EXCERPT:

▼

[vfio-users] Bus reset trouble with Titan-X (was Re: Welcome to the "vfio-users" mailing list (Digest mode))

Kevin Vasko kvasko at gmail.com
Tue Oct 18 16:07:21 UTC 2016


On Tue, Oct 18, 2016 at 11:04 AM, Kevin Vasko <kvasko at gmail.com> wrote:

> Alex,
>
> (crossing fingers this goes into the correct thread).
>
> I upgraded this machine to 4.4.0-42-generic.
>
> I spawned a single VM with 1 GPU immediately after the kernel upgrade. It
> works. It attached properly and in the VM when I ran lspci, it showed up
> properly.
>
> I deleted that VM and started up the system with 4x GPUs, and then it
> started exhibiting the same issue. Three of the GPUs attached properly.
>
> This appears to be that it was not resolved with upgrading the kernel. If
> you don't mind providing instructions on resetting the bus to see if I can
> narrow this down further (what you were talking about yesterday) that would
> be appreciated. Any other suggestions would be greatly appreciated as well.
>
> Here are the logs of the 4 GPU attachment that failed.
>
> On the host.
>
> /etc/var/log/libvirt/qemu/instance-00000185.log
>
> this shows the /usr/bin/kvm command issuing the connection of the
> following devices
>
> -device vfio-pci,host=0f:00.0,id=hostdev0,bus=pci.0,addr=0x5
> -device vfio-pci,host=10:00.0,id=hostdev1,bus=pci.0,addr=0x6
> -device vfio-pci,host=0e:00.0,id=hostdev2,bus=pci.0,addr=0x7
> -device vfio-pci,host=0d:00.0,id=hostdev3,bus=pci.0,addr=0x8
>
>
> lspci -vnnn -d 10de:17c2 (on the host, I omitted the other 4 GPUs)
>
>
> 0d:00.0 VGA compatible controller [0300]: NVIDIA Corporation GM200
> [GeForce GTX TITAN X] [10de:17c2] (rev a1) (prog-if 00 [VGA controller])

▲

DATA PROVIDED:
▼

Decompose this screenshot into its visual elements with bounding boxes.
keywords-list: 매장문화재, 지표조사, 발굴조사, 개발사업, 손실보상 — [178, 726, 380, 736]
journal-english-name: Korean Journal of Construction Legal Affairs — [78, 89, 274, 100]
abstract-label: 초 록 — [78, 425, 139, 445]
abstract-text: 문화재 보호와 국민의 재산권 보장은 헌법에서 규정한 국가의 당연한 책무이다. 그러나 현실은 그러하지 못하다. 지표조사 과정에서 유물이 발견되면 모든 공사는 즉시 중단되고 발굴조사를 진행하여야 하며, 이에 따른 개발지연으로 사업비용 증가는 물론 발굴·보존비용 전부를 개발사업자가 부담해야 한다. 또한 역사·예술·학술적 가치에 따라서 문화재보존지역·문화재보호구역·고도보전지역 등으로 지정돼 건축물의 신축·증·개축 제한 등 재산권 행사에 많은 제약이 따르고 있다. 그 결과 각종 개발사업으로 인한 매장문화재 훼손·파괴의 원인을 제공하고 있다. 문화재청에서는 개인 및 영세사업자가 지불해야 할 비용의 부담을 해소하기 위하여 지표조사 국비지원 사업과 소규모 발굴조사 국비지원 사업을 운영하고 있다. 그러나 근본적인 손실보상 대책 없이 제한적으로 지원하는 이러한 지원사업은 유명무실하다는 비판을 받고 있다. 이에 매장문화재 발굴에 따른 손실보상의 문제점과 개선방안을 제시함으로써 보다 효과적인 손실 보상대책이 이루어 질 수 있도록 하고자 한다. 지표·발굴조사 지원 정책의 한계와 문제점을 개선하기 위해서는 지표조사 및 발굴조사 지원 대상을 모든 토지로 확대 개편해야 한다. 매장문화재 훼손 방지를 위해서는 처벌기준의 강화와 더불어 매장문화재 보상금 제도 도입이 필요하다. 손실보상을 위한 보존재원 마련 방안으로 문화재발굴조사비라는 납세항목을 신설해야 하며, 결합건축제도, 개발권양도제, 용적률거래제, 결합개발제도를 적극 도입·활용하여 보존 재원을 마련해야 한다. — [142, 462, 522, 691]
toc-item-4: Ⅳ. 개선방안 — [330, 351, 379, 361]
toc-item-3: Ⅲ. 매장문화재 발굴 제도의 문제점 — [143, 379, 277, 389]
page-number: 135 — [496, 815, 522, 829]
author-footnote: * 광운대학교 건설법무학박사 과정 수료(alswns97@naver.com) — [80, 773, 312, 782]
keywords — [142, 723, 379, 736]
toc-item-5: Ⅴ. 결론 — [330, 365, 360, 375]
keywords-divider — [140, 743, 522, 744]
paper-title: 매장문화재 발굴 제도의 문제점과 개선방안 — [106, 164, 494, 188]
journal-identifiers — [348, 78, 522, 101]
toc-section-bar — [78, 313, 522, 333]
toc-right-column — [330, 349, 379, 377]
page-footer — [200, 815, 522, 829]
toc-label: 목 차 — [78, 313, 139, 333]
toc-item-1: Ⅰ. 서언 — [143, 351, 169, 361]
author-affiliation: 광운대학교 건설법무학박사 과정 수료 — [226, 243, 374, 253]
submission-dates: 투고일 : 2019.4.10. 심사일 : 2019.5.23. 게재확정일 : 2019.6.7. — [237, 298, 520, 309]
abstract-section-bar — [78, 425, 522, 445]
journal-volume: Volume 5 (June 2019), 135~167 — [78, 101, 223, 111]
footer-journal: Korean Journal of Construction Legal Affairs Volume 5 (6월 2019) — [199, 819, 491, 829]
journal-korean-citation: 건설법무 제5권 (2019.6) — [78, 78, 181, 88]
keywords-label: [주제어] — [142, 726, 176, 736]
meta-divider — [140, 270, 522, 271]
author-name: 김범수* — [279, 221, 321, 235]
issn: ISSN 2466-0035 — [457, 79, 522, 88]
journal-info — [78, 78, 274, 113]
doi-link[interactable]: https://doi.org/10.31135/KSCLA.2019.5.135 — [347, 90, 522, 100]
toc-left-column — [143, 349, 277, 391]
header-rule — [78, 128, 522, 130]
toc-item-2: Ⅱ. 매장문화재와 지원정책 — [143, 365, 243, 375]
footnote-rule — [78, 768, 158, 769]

▲

WORK ORDER A:
In the post about Titan-X bus reset trouble, what kernel version was the machine upgraded to?
WORK ORDER B:
Pick up the post about Titan-X bus reset trouble where it stops, after its last line.

ANSWER AREA A:
4.4.0-42-generic

ANSWER AREA B:
>
>      subsystem: NVIDIA Corporation Device [10de:1132]
>
>      Flags: fast devsel, IRQ 28
>
>      Memory at b9000000 (32-bit, non-prefetchable) [size=16M]
>
>      Memory at 38ff20000000 (64-bit, prefetchable) [size=256M]
>
>      Memory at 38ff30000000 (64-bit, prefetchable) [size=32M]
>
>      I/O ports at 3000 [size=128]
>
>      Expansion ROM at ba000000 [disabled] [size=512k]
>
>      Capabilities: [60] Power Management version 3
>
>      Capabilities: [68] MSI: Enable-1 Count=1/1 Maskable- 64bit+
>
>      Capabilities: [78] Express Legacy Endpoint, MSI 00
>
>      Capabilities: [100] Express Legacy Endpoint, MSI 00
>
>      Capabilities: [250] Latency Tolerance Reporting
>
>      Capabilities: [258] L1 PM Substates
>
>      Capabilities: [128] Power Budgeting <?>
>
>      Capabilities: [420] Advanced Error Reporting
>
>      Capabilities: [600] Vendor Specific Information: ID=0001 Rev=1
> Len=024 <?>
>
>      Capabilities: [900] #19
>
>      Kernel driver in use: vfio-pci
>
> 0e:00.0 VGA compatible controller [0300]: NVIDIA Corporation GM200
> [GeForce GTX TITAN X] [10de:17c2] (rev a1) (prog-if 00 [VGA controller])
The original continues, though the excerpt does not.